# [WHAT TO PRODUCE]
Below are records to be output exactly, every one of them.

(Part of a data file)
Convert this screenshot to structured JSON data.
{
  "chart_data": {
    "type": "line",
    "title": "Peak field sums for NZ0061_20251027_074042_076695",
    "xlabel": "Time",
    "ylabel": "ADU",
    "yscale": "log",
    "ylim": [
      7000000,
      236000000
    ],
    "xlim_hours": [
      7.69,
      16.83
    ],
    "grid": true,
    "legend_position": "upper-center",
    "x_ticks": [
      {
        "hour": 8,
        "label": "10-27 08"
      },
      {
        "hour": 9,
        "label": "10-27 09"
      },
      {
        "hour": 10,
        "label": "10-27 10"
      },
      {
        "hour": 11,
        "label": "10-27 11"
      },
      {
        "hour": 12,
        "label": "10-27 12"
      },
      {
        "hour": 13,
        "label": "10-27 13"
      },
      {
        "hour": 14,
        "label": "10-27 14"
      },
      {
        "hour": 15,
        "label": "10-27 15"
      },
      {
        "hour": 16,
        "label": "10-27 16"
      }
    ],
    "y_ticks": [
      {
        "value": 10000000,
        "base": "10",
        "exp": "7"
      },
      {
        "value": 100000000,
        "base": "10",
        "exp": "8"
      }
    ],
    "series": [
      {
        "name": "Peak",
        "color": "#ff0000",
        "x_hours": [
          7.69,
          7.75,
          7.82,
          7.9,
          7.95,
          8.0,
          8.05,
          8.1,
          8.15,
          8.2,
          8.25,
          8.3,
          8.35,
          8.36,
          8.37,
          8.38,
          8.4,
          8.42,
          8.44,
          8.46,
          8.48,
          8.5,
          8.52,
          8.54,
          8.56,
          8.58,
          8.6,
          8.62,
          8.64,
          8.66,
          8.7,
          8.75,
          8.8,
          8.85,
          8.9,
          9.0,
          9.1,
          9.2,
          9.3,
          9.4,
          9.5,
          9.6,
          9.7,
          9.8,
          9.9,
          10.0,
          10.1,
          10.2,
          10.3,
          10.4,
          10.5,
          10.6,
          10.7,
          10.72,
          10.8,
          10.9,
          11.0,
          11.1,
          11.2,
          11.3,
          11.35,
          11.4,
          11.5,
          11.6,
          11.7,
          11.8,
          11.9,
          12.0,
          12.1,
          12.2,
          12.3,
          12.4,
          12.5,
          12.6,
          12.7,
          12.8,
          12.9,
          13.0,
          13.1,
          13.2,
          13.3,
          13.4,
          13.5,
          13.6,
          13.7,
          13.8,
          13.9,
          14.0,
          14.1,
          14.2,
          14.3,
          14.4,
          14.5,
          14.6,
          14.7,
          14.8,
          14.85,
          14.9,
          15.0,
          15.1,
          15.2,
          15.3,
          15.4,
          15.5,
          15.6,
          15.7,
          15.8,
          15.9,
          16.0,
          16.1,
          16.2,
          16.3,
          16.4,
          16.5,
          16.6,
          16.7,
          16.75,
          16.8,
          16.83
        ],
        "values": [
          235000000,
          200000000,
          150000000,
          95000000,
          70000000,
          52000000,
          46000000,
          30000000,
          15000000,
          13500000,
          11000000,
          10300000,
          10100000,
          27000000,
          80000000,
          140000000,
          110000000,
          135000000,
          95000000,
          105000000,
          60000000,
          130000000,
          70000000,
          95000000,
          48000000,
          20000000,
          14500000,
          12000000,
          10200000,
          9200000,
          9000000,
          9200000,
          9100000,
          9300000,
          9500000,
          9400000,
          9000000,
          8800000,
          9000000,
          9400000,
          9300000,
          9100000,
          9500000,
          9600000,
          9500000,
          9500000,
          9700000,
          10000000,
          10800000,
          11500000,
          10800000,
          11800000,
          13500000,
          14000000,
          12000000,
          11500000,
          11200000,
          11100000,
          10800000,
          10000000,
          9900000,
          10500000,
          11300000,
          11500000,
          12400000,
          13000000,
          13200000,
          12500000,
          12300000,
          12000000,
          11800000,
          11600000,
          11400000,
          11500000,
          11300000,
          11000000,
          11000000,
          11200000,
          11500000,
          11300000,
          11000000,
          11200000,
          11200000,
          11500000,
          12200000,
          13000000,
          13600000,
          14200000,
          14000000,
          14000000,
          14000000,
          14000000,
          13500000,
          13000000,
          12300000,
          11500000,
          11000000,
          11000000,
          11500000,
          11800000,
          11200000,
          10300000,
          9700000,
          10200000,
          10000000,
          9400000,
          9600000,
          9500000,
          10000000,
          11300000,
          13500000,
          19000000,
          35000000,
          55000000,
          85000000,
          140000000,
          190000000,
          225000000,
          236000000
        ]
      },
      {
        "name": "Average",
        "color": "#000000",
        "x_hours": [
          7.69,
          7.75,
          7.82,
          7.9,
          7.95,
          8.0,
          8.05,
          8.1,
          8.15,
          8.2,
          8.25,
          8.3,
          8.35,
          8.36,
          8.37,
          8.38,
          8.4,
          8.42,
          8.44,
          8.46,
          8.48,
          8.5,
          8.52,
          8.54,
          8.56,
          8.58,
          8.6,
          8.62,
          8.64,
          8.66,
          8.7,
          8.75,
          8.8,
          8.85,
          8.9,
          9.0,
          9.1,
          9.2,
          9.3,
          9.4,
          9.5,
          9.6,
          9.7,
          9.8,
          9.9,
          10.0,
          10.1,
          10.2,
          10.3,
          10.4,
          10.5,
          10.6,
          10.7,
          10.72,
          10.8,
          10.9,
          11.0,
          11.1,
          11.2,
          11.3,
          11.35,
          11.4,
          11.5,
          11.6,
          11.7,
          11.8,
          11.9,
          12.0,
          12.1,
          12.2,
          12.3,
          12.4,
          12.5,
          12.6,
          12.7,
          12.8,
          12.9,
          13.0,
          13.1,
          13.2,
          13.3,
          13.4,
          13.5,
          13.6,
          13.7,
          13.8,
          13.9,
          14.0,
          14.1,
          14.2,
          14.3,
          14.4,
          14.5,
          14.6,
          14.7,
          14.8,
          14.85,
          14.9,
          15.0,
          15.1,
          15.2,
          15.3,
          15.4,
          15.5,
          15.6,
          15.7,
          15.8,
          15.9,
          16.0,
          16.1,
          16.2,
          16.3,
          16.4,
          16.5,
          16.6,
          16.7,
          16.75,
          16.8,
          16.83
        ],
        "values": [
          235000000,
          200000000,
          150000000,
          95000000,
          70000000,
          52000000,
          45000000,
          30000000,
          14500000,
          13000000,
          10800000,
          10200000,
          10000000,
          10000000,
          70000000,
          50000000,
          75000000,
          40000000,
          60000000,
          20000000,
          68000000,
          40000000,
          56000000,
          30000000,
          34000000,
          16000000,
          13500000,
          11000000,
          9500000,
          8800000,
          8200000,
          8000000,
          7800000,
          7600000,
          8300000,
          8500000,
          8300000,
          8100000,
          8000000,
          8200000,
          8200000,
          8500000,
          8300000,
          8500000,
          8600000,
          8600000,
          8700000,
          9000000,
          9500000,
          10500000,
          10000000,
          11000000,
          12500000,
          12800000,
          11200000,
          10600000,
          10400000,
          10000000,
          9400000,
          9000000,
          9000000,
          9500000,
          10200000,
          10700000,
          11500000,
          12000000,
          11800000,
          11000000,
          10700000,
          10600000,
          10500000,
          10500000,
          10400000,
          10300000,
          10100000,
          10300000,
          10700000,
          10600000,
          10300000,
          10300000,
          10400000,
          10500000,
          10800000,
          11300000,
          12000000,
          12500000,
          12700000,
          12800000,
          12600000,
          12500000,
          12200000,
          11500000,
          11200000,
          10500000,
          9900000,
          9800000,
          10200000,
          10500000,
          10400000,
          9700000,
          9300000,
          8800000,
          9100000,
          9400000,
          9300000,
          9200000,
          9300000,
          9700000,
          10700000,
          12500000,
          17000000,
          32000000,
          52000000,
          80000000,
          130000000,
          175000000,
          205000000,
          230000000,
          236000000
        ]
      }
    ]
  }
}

# [RESPONSE TO THIS EXERCISE]
Convert this screenshot to structured JSON data.
{
  "chart_data": {
    "type": "line",
    "title": "Peak field sums for NZ0061_20251027_074042_076695",
    "xlabel": "Time",
    "ylabel": "ADU",
    "yscale": "log",
    "ylim": [
      7000000,
      236000000
    ],
    "xlim_hours": [
      7.69,
      16.83
    ],
    "grid": true,
    "legend_position": "upper-center",
    "x_ticks": [
      {
        "hour": 8,
        "label": "10-27 08"
      },
      {
        "hour": 9,
        "label": "10-27 09"
      },
      {
        "hour": 10,
        "label": "10-27 10"
      },
      {
        "hour": 11,
        "label": "10-27 11"
      },
      {
        "hour": 12,
        "label": "10-27 12"
      },
      {
        "hour": 13,
        "label": "10-27 13"
      },
      {
        "hour": 14,
        "label": "10-27 14"
      },
      {
        "hour": 15,
        "label": "10-27 15"
      },
      {
        "hour": 16,
        "label": "10-27 16"
      }
    ],
    "y_ticks": [
      {
        "value": 10000000,
        "base": "10",
        "exp": "7"
      },
      {
        "value": 100000000,
        "base": "10",
        "exp": "8"
      }
    ],
    "series": [
      {
        "name": "Peak",
        "color": "#ff0000",
        "x_hours": [
          7.69,
          7.75,
          7.82,
          7.9,
          7.95,
          8.0,
          8.05,
          8.1,
          8.15,
          8.2,
          8.25,
          8.3,
          8.35,
          8.36,
          8.37,
          8.38,
          8.4,
          8.42,
          8.44,
          8.46,
          8.48,
          8.5,
          8.52,
          8.54,
          8.56,
          8.58,
          8.6,
          8.62,
          8.64,
          8.66,
          8.7,
          8.75,
          8.8,
          8.85,
          8.9,
          9.0,
          9.1,
          9.2,
          9.3,
          9.4,
          9.5,
          9.6,
          9.7,
          9.8,
          9.9,
          10.0,
          10.1,
          10.2,
          10.3,
          10.4,
          10.5,
          10.6,
          10.7,
          10.72,
          10.8,
          10.9,
          11.0,
          11.1,
          11.2,
          11.3,
          11.35,
          11.4,
          11.5,
          11.6,
          11.7,
          11.8,
          11.9,
          12.0,
          12.1,
          12.2,
          12.3,
          12.4,
          12.5,
          12.6,
          12.7,
          12.8,
          12.9,
          13.0,
          13.1,
          13.2,
          13.3,
          13.4,
          13.5,
          13.6,
          13.7,
          13.8,
          13.9,
          14.0,
          14.1,
          14.2,
          14.3,
          14.4,
          14.5,
          14.6,
          14.7,
          14.8,
          14.85,
          14.9,
          15.0,
          15.1,
          15.2,
          15.3,
          15.4,
          15.5,
          15.6,
          15.7,
          15.8,
          15.9,
          16.0,
          16.1,
          16.2,
          16.3,
          16.4,
          16.5,
          16.6,
          16.7,
          16.75,
          16.8,
          16.83
        ],
        "values": [
          235000000,
          200000000,
          150000000,
          95000000,
          70000000,
          52000000,
          46000000,
          30000000,
          15000000,
          13500000,
          11000000,
          10300000,
          10100000,
          27000000,
          80000000,
          140000000,
          110000000,
          135000000,
          95000000,
          105000000,
          60000000,
          130000000,
          70000000,
          95000000,
          48000000,
          20000000,
          14500000,
          12000000,
          10200000,
          9200000,
          9000000,
          9200000,
          9100000,
          9300000,
          9500000,
          9400000,
          9000000,
          8800000,
          9000000,
          9400000,
          9300000,
          9100000,
          9500000,
          9600000,
          9500000,
          9500000,
          9700000,
          10000000,
          10800000,
          11500000,
          10800000,
          11800000,
          13500000,
          14000000,
          12000000,
          11500000,
          11200000,
          11100000,
          10800000,
          10000000,
          9900000,
          10500000,
          11300000,
          11500000,
          12400000,
          13000000,
          13200000,
          12500000,
          12300000,
          12000000,
          11800000,
          11600000,
          11400000,
          11500000,
          11300000,
          11000000,
          11000000,
          11200000,
          11500000,
          11300000,
          11000000,
          11200000,
          11200000,
          11500000,
          12200000,
          13000000,
          13600000,
          14200000,
          14000000,
          14000000,
          14000000,
          14000000,
          13500000,
          13000000,
          12300000,
          11500000,
          11000000,
          11000000,
          11500000,
          11800000,
          11200000,
          10300000,
          9700000,
          10200000,
          10000000,
          9400000,
          9600000,
          9500000,
          10000000,
          11300000,
          13500000,
          19000000,
          35000000,
          55000000,
          85000000,
          140000000,
          190000000,
          225000000,
          236000000
        ]
      },
      {
        "name": "Average",
        "color": "#000000",
        "x_hours": [
          7.69,
          7.75,
          7.82,
          7.9,
          7.95,
          8.0,
          8.05,
          8.1,
          8.15,
          8.2,
          8.25,
          8.3,
          8.35,
          8.36,
          8.37,
          8.38,
          8.4,
          8.42,
          8.44,
          8.46,
          8.48,
          8.5,
          8.52,
          8.54,
          8.56,
          8.58,
          8.6,
          8.62,
          8.64,
          8.66,
          8.7,
          8.75,
          8.8,
          8.85,
          8.9,
          9.0,
          9.1,
          9.2,
          9.3,
          9.4,
          9.5,
          9.6,
          9.7,
          9.8,
          9.9,
          10.0,
          10.1,
          10.2,
          10.3,
          10.4,
          10.5,
          10.6,
          10.7,
          10.72,
          10.8,
          10.9,
          11.0,
          11.1,
          11.2,
          11.3,
          11.35,
          11.4,
          11.5,
          11.6,
          11.7,
          11.8,
          11.9,
          12.0,
          12.1,
          12.2,
          12.3,
          12.4,
          12.5,
          12.6,
          12.7,
          12.8,
          12.9,
          13.0,
          13.1,
          13.2,
          13.3,
          13.4,
          13.5,
          13.6,
          13.7,
          13.8,
          13.9,
          14.0,
          14.1,
          14.2,
          14.3,
          14.4,
          14.5,
          14.6,
          14.7,
          14.8,
          14.85,
          14.9,
          15.0,
          15.1,
          15.2,
          15.3,
          15.4,
          15.5,
          15.6,
          15.7,
          15.8,
          15.9,
          16.0,
          16.1,
          16.2,
          16.3,
          16.4,
          16.5,
          16.6,
          16.7,
          16.75,
          16.8,
          16.83
        ],
        "values": [
          235000000,
          200000000,
          150000000,
          95000000,
          70000000,
          52000000,
          45000000,
          30000000,
          14500000,
          13000000,
          10800000,
          10200000,
          10000000,
          10000000,
          70000000,
          50000000,
          75000000,
          40000000,
          60000000,
          20000000,
          68000000,
          40000000,
          56000000,
          30000000,
          34000000,
          16000000,
          13500000,
          11000000,
          9500000,
          8800000,
          8200000,
          8000000,
          7800000,
          7600000,
          8300000,
          8500000,
          8300000,
          8100000,
          8000000,
          8200000,
          8200000,
          8500000,
          8300000,
          8500000,
          8600000,
          8600000,
          8700000,
          9000000,
          9500000,
          10500000,
          10000000,
          11000000,
          12500000,
          12800000,
          11200000,
          10600000,
          10400000,
          10000000,
          9400000,
          9000000,
          9000000,
          9500000,
          10200000,
          10700000,
          11500000,
          12000000,
          11800000,
          11000000,
          10700000,
          10600000,
          10500000,
          10500000,
          10400000,
          10300000,
          10100000,
          10300000,
          10700000,
          10600000,
          10300000,
          10300000,
          10400000,
          10500000,
          10800000,
          11300000,
          12000000,
          12500000,
          12700000,
          12800000,
          12600000,
          12500000,
          12200000,
          11500000,
          11200000,
          10500000,
          9900000,
          9800000,
          10200000,
          10500000,
          10400000,
          9700000,
          9300000,
          8800000,
          9100000,
          9400000,
          9300000,
          9200000,
          9300000,
          9700000,
          10700000,
          12500000,
          17000000,
          32000000,
          52000000,
          80000000,
          130000000,
          175000000,
          205000000,
          230000000,
          236000000
        ]
      }
    ]
  }
}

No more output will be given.